Stated goal
In every one of the items below, switch "bullet-icon" to "bullet-mark" and reproduce all other lines unchanged.

Record set
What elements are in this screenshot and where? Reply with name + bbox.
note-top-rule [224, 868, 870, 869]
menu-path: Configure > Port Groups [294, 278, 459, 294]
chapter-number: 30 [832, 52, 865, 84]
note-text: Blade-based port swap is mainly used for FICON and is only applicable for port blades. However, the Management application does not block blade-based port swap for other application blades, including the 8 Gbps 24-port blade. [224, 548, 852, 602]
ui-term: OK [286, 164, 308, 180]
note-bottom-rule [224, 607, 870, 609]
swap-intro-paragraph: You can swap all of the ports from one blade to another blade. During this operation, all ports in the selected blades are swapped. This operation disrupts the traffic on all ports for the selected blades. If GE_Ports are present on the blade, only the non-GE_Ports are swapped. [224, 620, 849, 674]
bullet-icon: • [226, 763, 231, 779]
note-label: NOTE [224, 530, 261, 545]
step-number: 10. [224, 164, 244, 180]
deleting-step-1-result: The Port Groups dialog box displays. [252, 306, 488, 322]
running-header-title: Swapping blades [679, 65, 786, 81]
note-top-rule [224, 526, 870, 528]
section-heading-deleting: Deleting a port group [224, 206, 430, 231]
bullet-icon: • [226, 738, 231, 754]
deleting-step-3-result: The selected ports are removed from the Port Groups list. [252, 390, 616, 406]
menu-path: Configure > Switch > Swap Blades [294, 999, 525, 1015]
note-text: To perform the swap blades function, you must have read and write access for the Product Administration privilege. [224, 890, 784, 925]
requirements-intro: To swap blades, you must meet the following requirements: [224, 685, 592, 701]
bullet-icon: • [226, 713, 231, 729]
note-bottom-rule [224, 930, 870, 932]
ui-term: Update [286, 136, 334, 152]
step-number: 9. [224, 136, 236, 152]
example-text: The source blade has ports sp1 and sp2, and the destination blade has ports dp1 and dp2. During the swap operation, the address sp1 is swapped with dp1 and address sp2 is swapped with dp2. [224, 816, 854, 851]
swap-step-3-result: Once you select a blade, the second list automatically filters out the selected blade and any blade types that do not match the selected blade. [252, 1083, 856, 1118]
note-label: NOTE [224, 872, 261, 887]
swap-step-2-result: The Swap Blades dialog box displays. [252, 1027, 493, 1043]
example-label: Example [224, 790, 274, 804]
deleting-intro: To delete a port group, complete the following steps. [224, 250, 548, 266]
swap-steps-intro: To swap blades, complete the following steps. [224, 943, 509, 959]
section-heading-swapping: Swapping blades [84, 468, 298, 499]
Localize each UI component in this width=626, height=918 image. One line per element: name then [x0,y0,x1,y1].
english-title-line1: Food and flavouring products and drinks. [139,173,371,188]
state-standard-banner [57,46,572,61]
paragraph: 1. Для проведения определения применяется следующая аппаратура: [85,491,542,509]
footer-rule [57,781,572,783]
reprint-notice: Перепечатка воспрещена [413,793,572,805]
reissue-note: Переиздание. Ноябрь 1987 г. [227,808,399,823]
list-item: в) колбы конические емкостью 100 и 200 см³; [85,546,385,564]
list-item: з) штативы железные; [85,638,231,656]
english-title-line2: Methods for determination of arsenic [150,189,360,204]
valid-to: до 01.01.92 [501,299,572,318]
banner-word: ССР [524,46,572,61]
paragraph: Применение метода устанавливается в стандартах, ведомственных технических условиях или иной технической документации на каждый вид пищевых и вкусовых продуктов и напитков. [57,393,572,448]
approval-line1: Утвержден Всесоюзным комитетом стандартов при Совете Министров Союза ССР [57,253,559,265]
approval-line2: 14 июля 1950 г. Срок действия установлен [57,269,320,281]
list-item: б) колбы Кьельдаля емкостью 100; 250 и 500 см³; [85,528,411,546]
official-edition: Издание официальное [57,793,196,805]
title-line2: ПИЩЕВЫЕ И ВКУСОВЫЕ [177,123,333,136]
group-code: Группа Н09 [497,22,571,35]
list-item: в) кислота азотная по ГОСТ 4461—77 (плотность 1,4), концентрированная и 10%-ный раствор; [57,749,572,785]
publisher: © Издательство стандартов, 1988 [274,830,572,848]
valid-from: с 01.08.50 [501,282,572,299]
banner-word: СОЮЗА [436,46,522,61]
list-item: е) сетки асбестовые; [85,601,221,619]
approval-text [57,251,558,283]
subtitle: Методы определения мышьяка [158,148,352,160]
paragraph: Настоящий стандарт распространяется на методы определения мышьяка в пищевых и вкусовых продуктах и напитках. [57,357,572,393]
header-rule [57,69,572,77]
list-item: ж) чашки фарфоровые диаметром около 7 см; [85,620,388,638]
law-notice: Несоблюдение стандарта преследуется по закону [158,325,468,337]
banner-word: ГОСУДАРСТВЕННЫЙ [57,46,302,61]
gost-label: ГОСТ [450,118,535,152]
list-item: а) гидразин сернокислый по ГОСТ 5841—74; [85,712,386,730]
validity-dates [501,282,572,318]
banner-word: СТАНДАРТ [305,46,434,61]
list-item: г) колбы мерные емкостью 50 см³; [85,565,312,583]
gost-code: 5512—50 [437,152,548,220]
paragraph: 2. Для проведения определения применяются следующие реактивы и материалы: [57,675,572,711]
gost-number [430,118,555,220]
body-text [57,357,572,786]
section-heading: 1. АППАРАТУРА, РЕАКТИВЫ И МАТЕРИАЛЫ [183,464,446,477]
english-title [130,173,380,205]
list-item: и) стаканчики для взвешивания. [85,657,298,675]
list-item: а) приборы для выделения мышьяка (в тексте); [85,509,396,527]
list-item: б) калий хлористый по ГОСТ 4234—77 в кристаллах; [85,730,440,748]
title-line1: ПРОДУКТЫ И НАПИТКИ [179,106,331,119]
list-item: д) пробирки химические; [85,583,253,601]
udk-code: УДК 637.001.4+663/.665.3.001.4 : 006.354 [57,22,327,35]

Solution to the problem
What elements are in this screenshot and where? Reply with name + bbox.
note-top-rule [224, 868, 870, 869]
menu-path: Configure > Port Groups [294, 278, 459, 294]
chapter-number: 30 [832, 52, 865, 84]
note-text: Blade-based port swap is mainly used for FICON and is only applicable for port blades. However, the Management application does not block blade-based port swap for other application blades, including the 8 Gbps 24-port blade. [224, 548, 852, 602]
ui-term: OK [286, 164, 308, 180]
note-bottom-rule [224, 607, 870, 609]
swap-intro-paragraph: You can swap all of the ports from one blade to another blade. During this operation, all ports in the selected blades are swapped. This operation disrupts the traffic on all ports for the selected blades. If GE_Ports are present on the blade, only the non-GE_Ports are swapped. [224, 620, 849, 674]
bullet-mark: • [226, 763, 231, 779]
note-label: NOTE [224, 530, 261, 545]
step-number: 10. [224, 164, 244, 180]
deleting-step-1-result: The Port Groups dialog box displays. [252, 306, 488, 322]
running-header-title: Swapping blades [679, 65, 786, 81]
note-top-rule [224, 526, 870, 528]
section-heading-deleting: Deleting a port group [224, 206, 430, 231]
bullet-mark: • [226, 738, 231, 754]
deleting-step-3-result: The selected ports are removed from the Port Groups list. [252, 390, 616, 406]
menu-path: Configure > Switch > Swap Blades [294, 999, 525, 1015]
note-text: To perform the swap blades function, you must have read and write access for the Product Administration privilege. [224, 890, 784, 925]
requirements-intro: To swap blades, you must meet the following requirements: [224, 685, 592, 701]
bullet-mark: • [226, 713, 231, 729]
note-bottom-rule [224, 930, 870, 932]
ui-term: Update [286, 136, 334, 152]
step-number: 9. [224, 136, 236, 152]
example-text: The source blade has ports sp1 and sp2, and the destination blade has ports dp1 and dp2. During the swap operation, the address sp1 is swapped with dp1 and address sp2 is swapped with dp2. [224, 816, 854, 851]
swap-step-3-result: Once you select a blade, the second list automatically filters out the selected blade and any blade types that do not match the selected blade. [252, 1083, 856, 1118]
note-label: NOTE [224, 872, 261, 887]
swap-step-2-result: The Swap Blades dialog box displays. [252, 1027, 493, 1043]
example-label: Example [224, 790, 274, 804]
deleting-intro: To delete a port group, complete the following steps. [224, 250, 548, 266]
swap-steps-intro: To swap blades, complete the following steps. [224, 943, 509, 959]
section-heading-swapping: Swapping blades [84, 468, 298, 499]
Localize each UI component in this width=626, height=918 image. One line per element: name then [x0,y0,x1,y1].
english-title-line1: Food and flavouring products and drinks. [139,173,371,188]
state-standard-banner [57,46,572,61]
paragraph: 1. Для проведения определения применяется следующая аппаратура: [85,491,542,509]
footer-rule [57,781,572,783]
reprint-notice: Перепечатка воспрещена [413,793,572,805]
reissue-note: Переиздание. Ноябрь 1987 г. [227,808,399,823]
list-item: в) колбы конические емкостью 100 и 200 см³; [85,546,385,564]
list-item: з) штативы железные; [85,638,231,656]
english-title-line2: Methods for determination of arsenic [150,189,360,204]
valid-to: до 01.01.92 [501,299,572,318]
banner-word: ССР [524,46,572,61]
paragraph: Применение метода устанавливается в стандартах, ведомственных технических условиях или иной технической документации на каждый вид пищевых и вкусовых продуктов и напитков. [57,393,572,448]
approval-line1: Утвержден Всесоюзным комитетом стандартов при Совете Министров Союза ССР [57,253,559,265]
approval-line2: 14 июля 1950 г. Срок действия установлен [57,269,320,281]
list-item: б) колбы Кьельдаля емкостью 100; 250 и 500 см³; [85,528,411,546]
official-edition: Издание официальное [57,793,196,805]
title-line2: ПИЩЕВЫЕ И ВКУСОВЫЕ [177,123,333,136]
group-code: Группа Н09 [497,22,571,35]
list-item: в) кислота азотная по ГОСТ 4461—77 (плотность 1,4), концентрированная и 10%-ный раствор; [57,749,572,785]
publisher: © Издательство стандартов, 1988 [274,830,572,848]
valid-from: с 01.08.50 [501,282,572,299]
banner-word: СОЮЗА [436,46,522,61]
list-item: е) сетки асбестовые; [85,601,221,619]
approval-text [57,251,558,283]
subtitle: Методы определения мышьяка [158,148,352,160]
paragraph: Настоящий стандарт распространяется на методы определения мышьяка в пищевых и вкусовых продуктах и напитках. [57,357,572,393]
header-rule [57,69,572,77]
list-item: ж) чашки фарфоровые диаметром около 7 см; [85,620,388,638]
law-notice: Несоблюдение стандарта преследуется по закону [158,325,468,337]
banner-word: ГОСУДАРСТВЕННЫЙ [57,46,302,61]
gost-label: ГОСТ [450,118,535,152]
list-item: а) гидразин сернокислый по ГОСТ 5841—74; [85,712,386,730]
validity-dates [501,282,572,318]
banner-word: СТАНДАРТ [305,46,434,61]
list-item: г) колбы мерные емкостью 50 см³; [85,565,312,583]
gost-code: 5512—50 [437,152,548,220]
paragraph: 2. Для проведения определения применяются следующие реактивы и материалы: [57,675,572,711]
gost-number [430,118,555,220]
body-text [57,357,572,786]
section-heading: 1. АППАРАТУРА, РЕАКТИВЫ И МАТЕРИАЛЫ [183,464,446,477]
english-title [130,173,380,205]
list-item: и) стаканчики для взвешивания. [85,657,298,675]
list-item: а) приборы для выделения мышьяка (в тексте); [85,509,396,527]
list-item: б) калий хлористый по ГОСТ 4234—77 в кристаллах; [85,730,440,748]
title-line1: ПРОДУКТЫ И НАПИТКИ [179,106,331,119]
list-item: д) пробирки химические; [85,583,253,601]
udk-code: УДК 637.001.4+663/.665.3.001.4 : 006.354 [57,22,327,35]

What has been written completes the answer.